Collection entries:
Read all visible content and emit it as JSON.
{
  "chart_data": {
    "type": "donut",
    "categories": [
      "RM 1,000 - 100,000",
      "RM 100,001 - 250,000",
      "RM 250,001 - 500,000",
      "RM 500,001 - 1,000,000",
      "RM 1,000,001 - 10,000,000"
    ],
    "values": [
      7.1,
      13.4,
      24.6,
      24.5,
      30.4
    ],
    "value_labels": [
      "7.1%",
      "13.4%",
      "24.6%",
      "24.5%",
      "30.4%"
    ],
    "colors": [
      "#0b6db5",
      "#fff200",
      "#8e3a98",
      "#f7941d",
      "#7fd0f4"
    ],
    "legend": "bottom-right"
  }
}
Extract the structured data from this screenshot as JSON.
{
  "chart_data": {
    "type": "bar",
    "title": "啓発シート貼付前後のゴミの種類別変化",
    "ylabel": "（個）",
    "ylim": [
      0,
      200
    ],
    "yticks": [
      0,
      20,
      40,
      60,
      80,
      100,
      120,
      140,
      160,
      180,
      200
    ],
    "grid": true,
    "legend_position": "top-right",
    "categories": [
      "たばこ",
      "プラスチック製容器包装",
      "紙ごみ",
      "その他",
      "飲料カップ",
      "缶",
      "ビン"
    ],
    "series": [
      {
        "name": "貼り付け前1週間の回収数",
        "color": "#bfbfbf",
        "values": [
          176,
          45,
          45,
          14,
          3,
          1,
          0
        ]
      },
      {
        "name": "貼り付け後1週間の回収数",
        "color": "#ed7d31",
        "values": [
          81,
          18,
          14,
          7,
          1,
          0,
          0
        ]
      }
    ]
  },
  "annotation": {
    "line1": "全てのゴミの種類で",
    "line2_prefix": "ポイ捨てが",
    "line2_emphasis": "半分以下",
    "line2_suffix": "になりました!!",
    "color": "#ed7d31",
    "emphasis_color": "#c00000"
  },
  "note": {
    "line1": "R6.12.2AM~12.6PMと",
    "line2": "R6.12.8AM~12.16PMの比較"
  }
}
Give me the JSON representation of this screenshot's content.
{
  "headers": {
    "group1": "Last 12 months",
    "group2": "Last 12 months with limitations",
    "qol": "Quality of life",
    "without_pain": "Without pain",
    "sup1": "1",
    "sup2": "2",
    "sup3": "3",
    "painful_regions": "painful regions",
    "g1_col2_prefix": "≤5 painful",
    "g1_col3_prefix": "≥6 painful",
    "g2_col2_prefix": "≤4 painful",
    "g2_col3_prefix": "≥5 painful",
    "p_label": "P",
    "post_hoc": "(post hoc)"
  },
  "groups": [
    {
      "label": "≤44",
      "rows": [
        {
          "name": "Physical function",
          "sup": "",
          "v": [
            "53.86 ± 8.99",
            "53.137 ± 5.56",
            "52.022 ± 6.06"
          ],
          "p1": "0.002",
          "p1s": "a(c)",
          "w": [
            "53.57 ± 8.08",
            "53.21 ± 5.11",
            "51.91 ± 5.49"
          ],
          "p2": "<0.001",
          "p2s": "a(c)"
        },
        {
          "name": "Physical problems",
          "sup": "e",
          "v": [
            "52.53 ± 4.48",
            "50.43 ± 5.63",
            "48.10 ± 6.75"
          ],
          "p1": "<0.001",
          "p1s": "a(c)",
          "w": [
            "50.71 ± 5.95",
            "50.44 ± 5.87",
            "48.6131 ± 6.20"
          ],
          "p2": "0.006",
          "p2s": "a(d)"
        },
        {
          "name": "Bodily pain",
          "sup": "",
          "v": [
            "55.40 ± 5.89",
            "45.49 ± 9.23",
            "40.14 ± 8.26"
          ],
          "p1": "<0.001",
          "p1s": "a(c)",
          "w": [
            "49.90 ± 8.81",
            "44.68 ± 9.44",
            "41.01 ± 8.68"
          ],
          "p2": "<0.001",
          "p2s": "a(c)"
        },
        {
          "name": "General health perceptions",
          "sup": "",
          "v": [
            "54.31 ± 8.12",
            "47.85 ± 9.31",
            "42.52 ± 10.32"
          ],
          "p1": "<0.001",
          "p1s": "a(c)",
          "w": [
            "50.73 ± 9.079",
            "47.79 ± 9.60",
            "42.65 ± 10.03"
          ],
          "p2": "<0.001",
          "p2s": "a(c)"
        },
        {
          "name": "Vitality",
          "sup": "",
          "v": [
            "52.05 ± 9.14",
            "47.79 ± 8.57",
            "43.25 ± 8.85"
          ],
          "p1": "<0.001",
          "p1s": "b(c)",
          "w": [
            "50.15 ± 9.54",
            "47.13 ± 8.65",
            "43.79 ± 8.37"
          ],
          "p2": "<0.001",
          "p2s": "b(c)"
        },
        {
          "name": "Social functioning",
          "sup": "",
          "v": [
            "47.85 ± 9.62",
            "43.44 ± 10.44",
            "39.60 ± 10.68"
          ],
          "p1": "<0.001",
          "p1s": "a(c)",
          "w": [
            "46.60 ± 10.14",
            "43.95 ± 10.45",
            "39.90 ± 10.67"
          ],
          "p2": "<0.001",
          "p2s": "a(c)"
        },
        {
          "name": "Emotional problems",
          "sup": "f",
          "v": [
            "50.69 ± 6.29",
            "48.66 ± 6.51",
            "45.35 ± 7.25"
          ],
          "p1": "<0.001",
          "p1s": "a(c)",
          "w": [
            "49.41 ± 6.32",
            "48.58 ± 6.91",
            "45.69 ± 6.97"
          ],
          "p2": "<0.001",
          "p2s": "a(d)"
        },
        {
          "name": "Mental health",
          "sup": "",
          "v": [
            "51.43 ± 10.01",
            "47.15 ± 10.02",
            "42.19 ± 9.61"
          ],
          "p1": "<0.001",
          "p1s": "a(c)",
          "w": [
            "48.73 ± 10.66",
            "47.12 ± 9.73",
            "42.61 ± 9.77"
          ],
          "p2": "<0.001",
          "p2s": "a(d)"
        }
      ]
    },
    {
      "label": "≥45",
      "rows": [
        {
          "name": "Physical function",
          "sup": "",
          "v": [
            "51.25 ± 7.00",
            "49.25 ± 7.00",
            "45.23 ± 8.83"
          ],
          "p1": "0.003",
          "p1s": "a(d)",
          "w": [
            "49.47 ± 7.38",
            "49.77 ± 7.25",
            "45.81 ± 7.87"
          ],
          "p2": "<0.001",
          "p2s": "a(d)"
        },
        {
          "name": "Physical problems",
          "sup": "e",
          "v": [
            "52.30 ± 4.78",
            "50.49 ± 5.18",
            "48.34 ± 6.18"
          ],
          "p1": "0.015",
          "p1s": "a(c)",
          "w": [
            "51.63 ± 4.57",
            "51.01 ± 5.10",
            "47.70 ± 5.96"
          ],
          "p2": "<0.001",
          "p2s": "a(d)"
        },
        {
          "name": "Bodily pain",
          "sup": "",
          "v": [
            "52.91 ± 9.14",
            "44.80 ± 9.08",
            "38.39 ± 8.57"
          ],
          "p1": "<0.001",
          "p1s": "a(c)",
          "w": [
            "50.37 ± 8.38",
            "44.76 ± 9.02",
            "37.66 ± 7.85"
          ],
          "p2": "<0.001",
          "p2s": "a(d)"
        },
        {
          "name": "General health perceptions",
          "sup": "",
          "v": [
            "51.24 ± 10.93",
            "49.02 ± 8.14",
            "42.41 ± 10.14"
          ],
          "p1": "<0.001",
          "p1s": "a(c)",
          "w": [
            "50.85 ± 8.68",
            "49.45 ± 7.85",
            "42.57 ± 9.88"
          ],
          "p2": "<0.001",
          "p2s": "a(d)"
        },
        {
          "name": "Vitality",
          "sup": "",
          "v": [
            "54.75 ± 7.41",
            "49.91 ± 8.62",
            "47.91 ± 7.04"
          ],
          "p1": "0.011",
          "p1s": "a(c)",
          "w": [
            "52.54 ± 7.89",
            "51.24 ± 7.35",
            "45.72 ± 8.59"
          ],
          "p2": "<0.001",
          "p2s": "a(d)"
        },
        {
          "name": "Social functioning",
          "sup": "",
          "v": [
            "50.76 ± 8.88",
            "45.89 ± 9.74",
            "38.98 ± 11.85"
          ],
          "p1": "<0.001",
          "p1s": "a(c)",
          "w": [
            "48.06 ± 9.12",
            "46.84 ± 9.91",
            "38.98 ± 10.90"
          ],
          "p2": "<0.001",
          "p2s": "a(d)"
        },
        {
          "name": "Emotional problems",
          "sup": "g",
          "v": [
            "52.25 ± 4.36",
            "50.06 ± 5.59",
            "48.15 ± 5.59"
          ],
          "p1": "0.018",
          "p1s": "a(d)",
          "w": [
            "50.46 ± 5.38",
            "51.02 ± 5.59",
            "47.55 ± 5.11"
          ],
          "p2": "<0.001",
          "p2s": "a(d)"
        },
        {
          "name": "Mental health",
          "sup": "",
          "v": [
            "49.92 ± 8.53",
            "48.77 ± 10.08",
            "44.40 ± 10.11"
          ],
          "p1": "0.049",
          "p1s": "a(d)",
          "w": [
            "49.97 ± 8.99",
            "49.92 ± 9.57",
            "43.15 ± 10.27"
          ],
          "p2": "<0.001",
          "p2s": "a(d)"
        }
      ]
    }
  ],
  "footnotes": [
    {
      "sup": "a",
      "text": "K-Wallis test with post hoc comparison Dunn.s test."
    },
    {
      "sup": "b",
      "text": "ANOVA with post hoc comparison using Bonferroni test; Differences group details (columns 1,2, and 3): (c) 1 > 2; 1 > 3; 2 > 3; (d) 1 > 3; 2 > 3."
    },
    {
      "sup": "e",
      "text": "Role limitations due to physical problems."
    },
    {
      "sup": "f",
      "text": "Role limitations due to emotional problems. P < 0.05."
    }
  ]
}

Instructions to follow: Copy out all lines that carry the word "test".

Written solution:
      "text": "K-Wallis test with post hoc comparison Dunn.s test."
      "text": "ANOVA with post hoc comparison using Bonferroni test; Differences group details (columns 1,2, and 3): (c) 1 > 2; 1 > 3; 2 > 3; (d) 1 > 3; 2 > 3."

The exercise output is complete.